WHAT IS REQUIRED |
Repeat the material verbatim. Images are excluded from the copy.

EXTRACTED DATA |
++++++++++++++++++++

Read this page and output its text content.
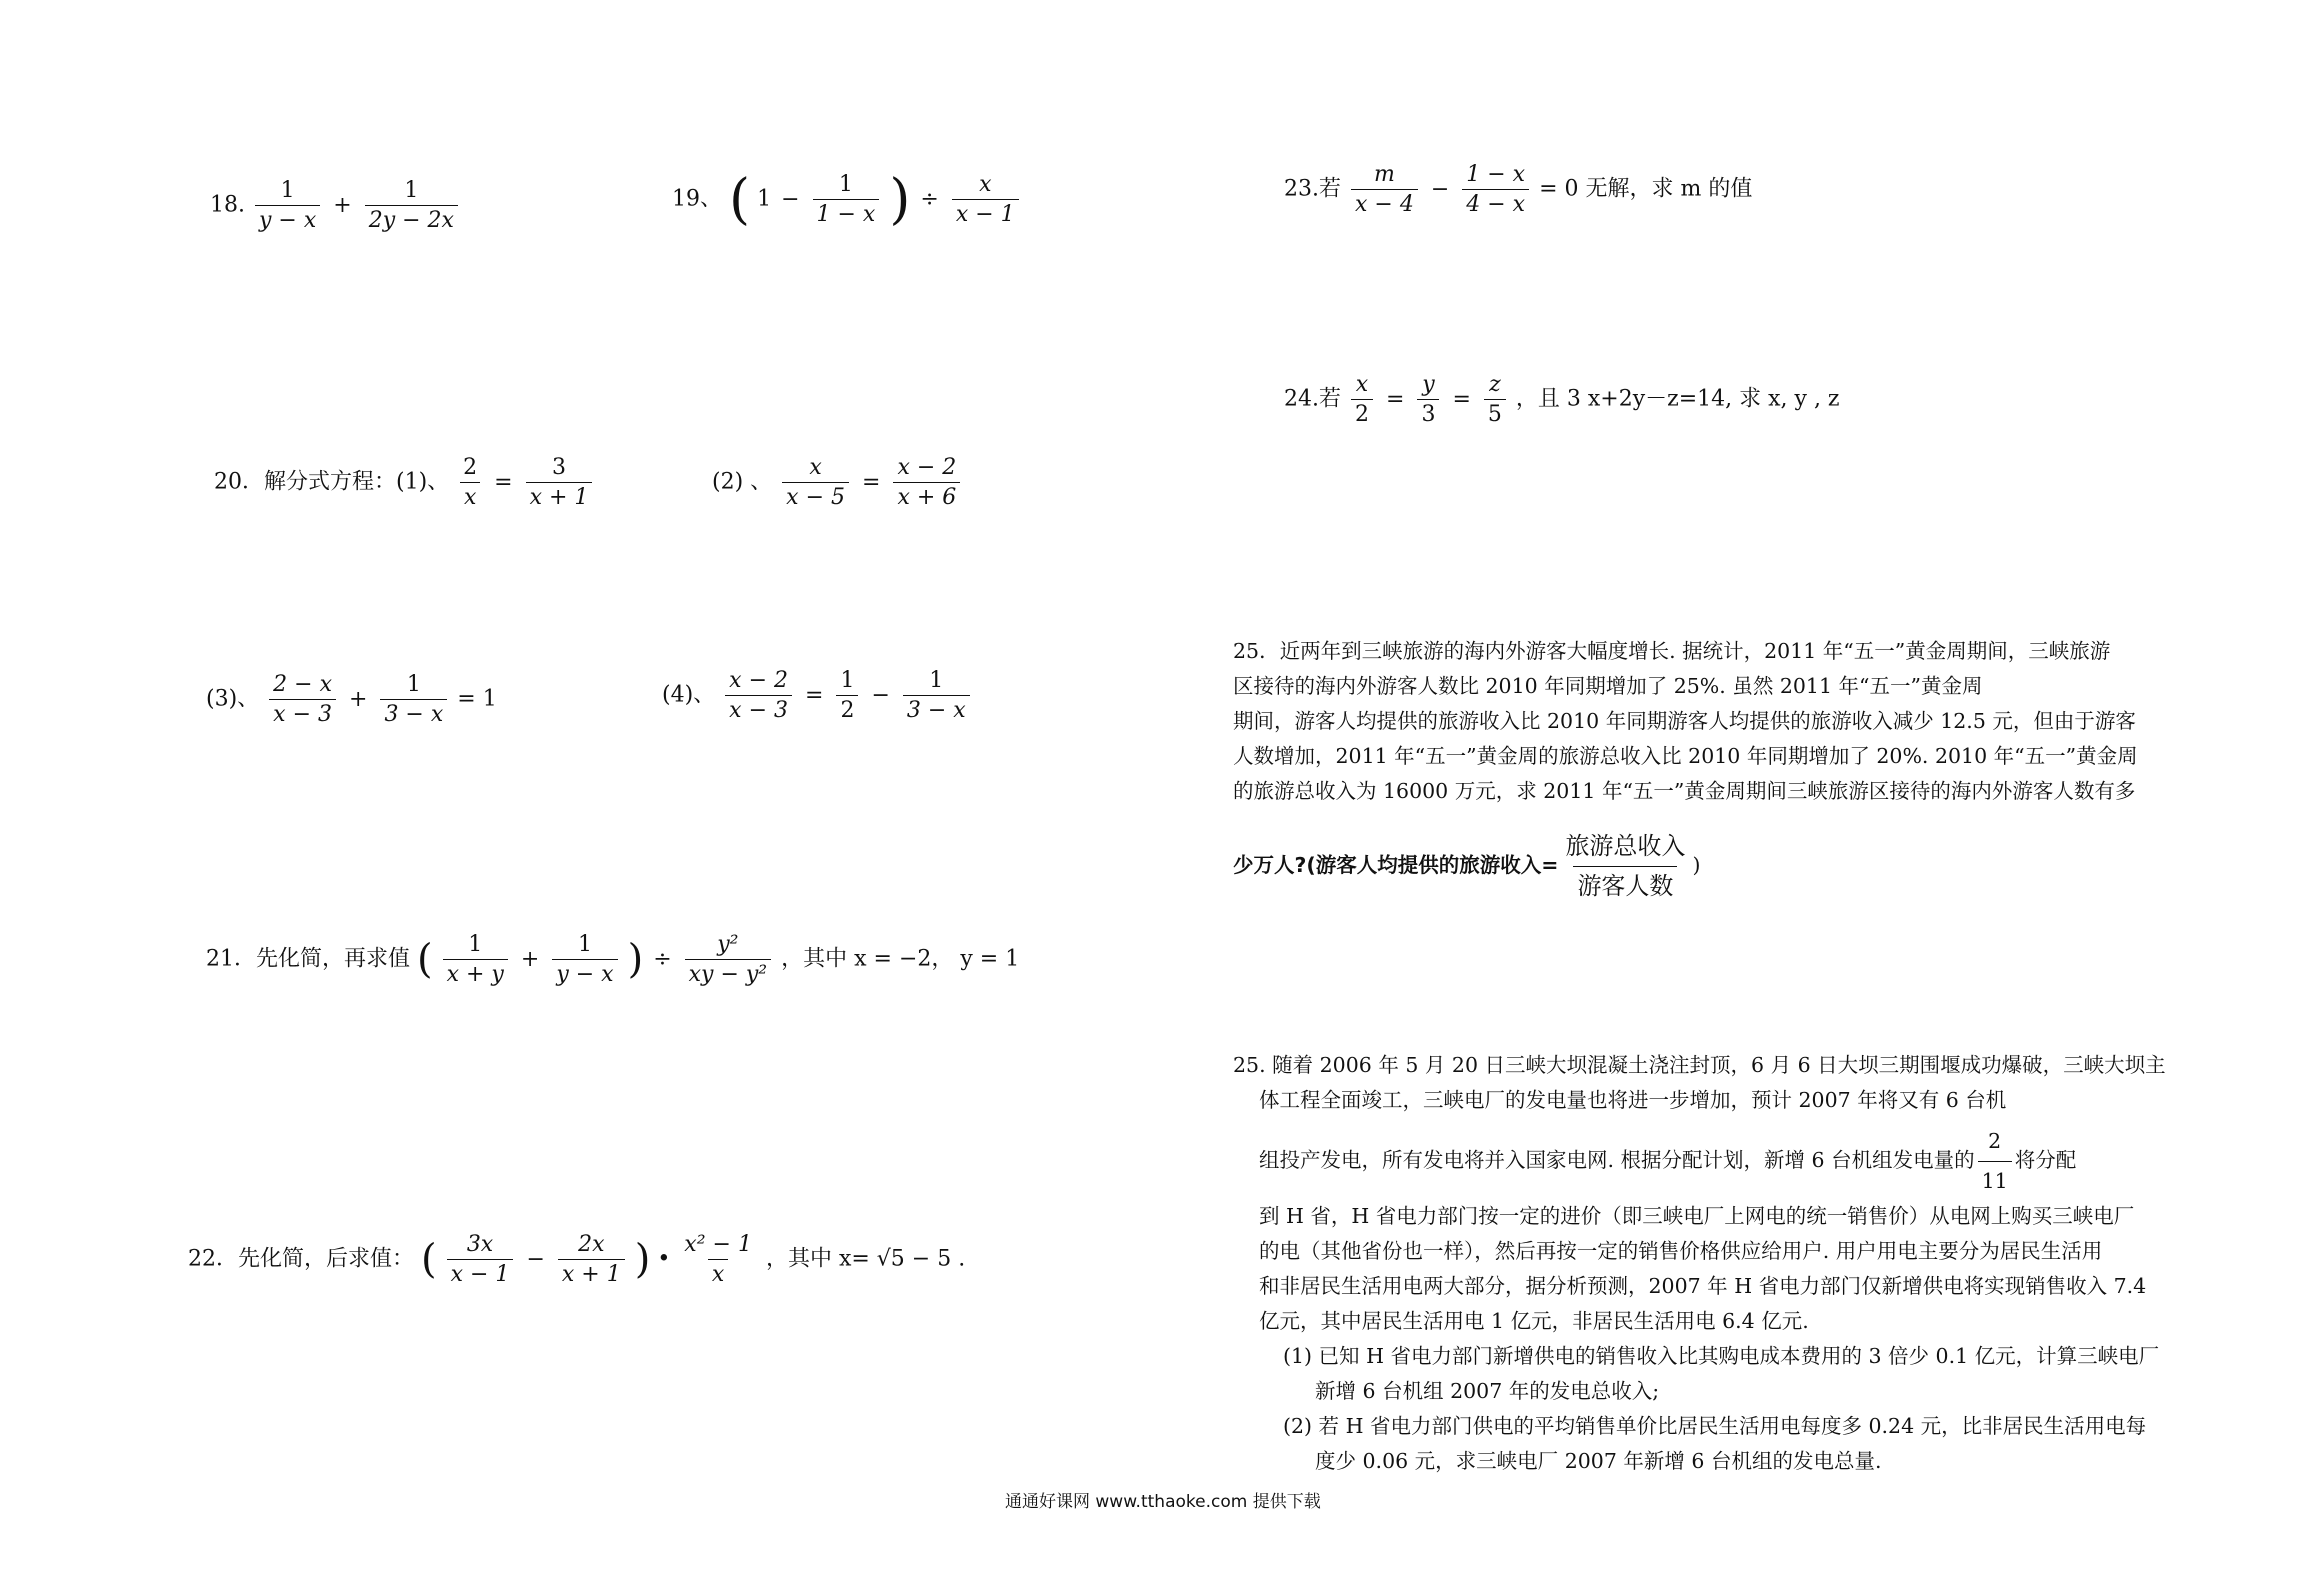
18. $\frac{1}{y - x} + \frac{1}{2y - 2x}$	19、 ( $1 - \frac{1}{1 - x}$ ) ÷ $\frac{x}{x - 1}$
20．解分式方程：(1)、 $\frac{2}{x} = \frac{3}{x + 1}$	(2) 、 $\frac{x}{x - 5} = \frac{x - 2}{x + 6}$
(3)、 $\frac{2 - x}{x - 3} + \frac{1}{3 - x} = 1$	(4)、 $\frac{x - 2}{x - 3} = \frac{1}{2} - \frac{1}{3 - x}$
21．先化简，再求值 ( $\frac{1}{x + y} + \frac{1}{y - x}$ ) ÷ $\frac{\text{y²}}{\text{xy − y²}}$ ，其中 x = −2， y = 1
22．先化简，后求值： ( $\frac{3x}{x - 1} - \frac{2x}{x + 1}$ ) • $\frac{\text{x² − 1}}{x}$ ，其中 x= √5 − 5 .
23.若 $\frac{m}{x - 4} - \frac{1 - x}{4 - x} = 0$ 无解，求 m 的值
24.若 $\frac{x}{2} = \frac{y}{3} = \frac{z}{5}$ ，且 3 x+2y－z=14, 求 x, y , z

25．近两年到三峡旅游的海内外游客大幅度增长. 据统计，2011 年“五一”黄金周期间，三峡旅游

区接待的海内外游客人数比 2010 年同期增加了 25%. 虽然 2011 年“五一”黄金周

期间，游客人均提供的旅游收入比 2010 年同期游客人均提供的旅游收入减少 12.5 元，但由于游客

人数增加，2011 年“五一”黄金周的旅游总收入比 2010 年同期增加了 20%. 2010 年“五一”黄金周

的旅游总收入为 16000 万元，求 2011 年“五一”黄金周期间三峡旅游区接待的海内外游客人数有多

少万人?(游客人均提供的旅游收入= $\frac{\text{旅游总收入}}{\text{游客人数}}$ )

25. 随着 2006 年 5 月 20 日三峡大坝混凝土浇注封顶，6 月 6 日大坝三期围堰成功爆破，三峡大坝主

体工程全面竣工，三峡电厂的发电量也将进一步增加，预计 2007 年将又有 6 台机

组投产发电，所有发电将并入国家电网. 根据分配计划，新增 6 台机组发电量的 $\frac{2}{11}$ 将分配

到 H 省，H 省电力部门按一定的进价（即三峡电厂上网电的统一销售价）从电网上购买三峡电厂

的电（其他省份也一样），然后再按一定的销售价格供应给用户. 用户用电主要分为居民生活用

和非居民生活用电两大部分，据分析预测，2007 年 H 省电力部门仅新增供电将实现销售收入 7.4

亿元，其中居民生活用电 1 亿元，非居民生活用电 6.4 亿元.

(1) 已知 H 省电力部门新增供电的销售收入比其购电成本费用的 3 倍少 0.1 亿元，计算三峡电厂

新增 6 台机组 2007 年的发电总收入;

(2) 若 H 省电力部门供电的平均销售单价比居民生活用电每度多 0.24 元，比非居民生活用电每

度少 0.06 元，求三峡电厂 2007 年新增 6 台机组的发电总量.

通通好课网 www.tthaoke.com 提供下载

++++++++++++++++++++

COMPLETED EXERCISE |
Read this page and output its text content.
18. $\frac{1}{y - x} + \frac{1}{2y - 2x}$	19、 ( $1 - \frac{1}{1 - x}$ ) ÷ $\frac{x}{x - 1}$
20．解分式方程：(1)、 $\frac{2}{x} = \frac{3}{x + 1}$	(2) 、 $\frac{x}{x - 5} = \frac{x - 2}{x + 6}$
(3)、 $\frac{2 - x}{x - 3} + \frac{1}{3 - x} = 1$	(4)、 $\frac{x - 2}{x - 3} = \frac{1}{2} - \frac{1}{3 - x}$
21．先化简，再求值 ( $\frac{1}{x + y} + \frac{1}{y - x}$ ) ÷ $\frac{\text{y²}}{\text{xy − y²}}$ ，其中 x = −2， y = 1
22．先化简，后求值： ( $\frac{3x}{x - 1} - \frac{2x}{x + 1}$ ) • $\frac{\text{x² − 1}}{x}$ ，其中 x= √5 − 5 .
23.若 $\frac{m}{x - 4} - \frac{1 - x}{4 - x} = 0$ 无解，求 m 的值
24.若 $\frac{x}{2} = \frac{y}{3} = \frac{z}{5}$ ，且 3 x+2y－z=14, 求 x, y , z

25．近两年到三峡旅游的海内外游客大幅度增长. 据统计，2011 年“五一”黄金周期间，三峡旅游

区接待的海内外游客人数比 2010 年同期增加了 25%. 虽然 2011 年“五一”黄金周

期间，游客人均提供的旅游收入比 2010 年同期游客人均提供的旅游收入减少 12.5 元，但由于游客

人数增加，2011 年“五一”黄金周的旅游总收入比 2010 年同期增加了 20%. 2010 年“五一”黄金周

的旅游总收入为 16000 万元，求 2011 年“五一”黄金周期间三峡旅游区接待的海内外游客人数有多

少万人?(游客人均提供的旅游收入= $\frac{\text{旅游总收入}}{\text{游客人数}}$ )

25. 随着 2006 年 5 月 20 日三峡大坝混凝土浇注封顶，6 月 6 日大坝三期围堰成功爆破，三峡大坝主

体工程全面竣工，三峡电厂的发电量也将进一步增加，预计 2007 年将又有 6 台机

组投产发电，所有发电将并入国家电网. 根据分配计划，新增 6 台机组发电量的 $\frac{2}{11}$ 将分配

到 H 省，H 省电力部门按一定的进价（即三峡电厂上网电的统一销售价）从电网上购买三峡电厂

的电（其他省份也一样），然后再按一定的销售价格供应给用户. 用户用电主要分为居民生活用

和非居民生活用电两大部分，据分析预测，2007 年 H 省电力部门仅新增供电将实现销售收入 7.4

亿元，其中居民生活用电 1 亿元，非居民生活用电 6.4 亿元.

(1) 已知 H 省电力部门新增供电的销售收入比其购电成本费用的 3 倍少 0.1 亿元，计算三峡电厂

新增 6 台机组 2007 年的发电总收入;

(2) 若 H 省电力部门供电的平均销售单价比居民生活用电每度多 0.24 元，比非居民生活用电每

度少 0.06 元，求三峡电厂 2007 年新增 6 台机组的发电总量.

通通好课网 www.tthaoke.com 提供下载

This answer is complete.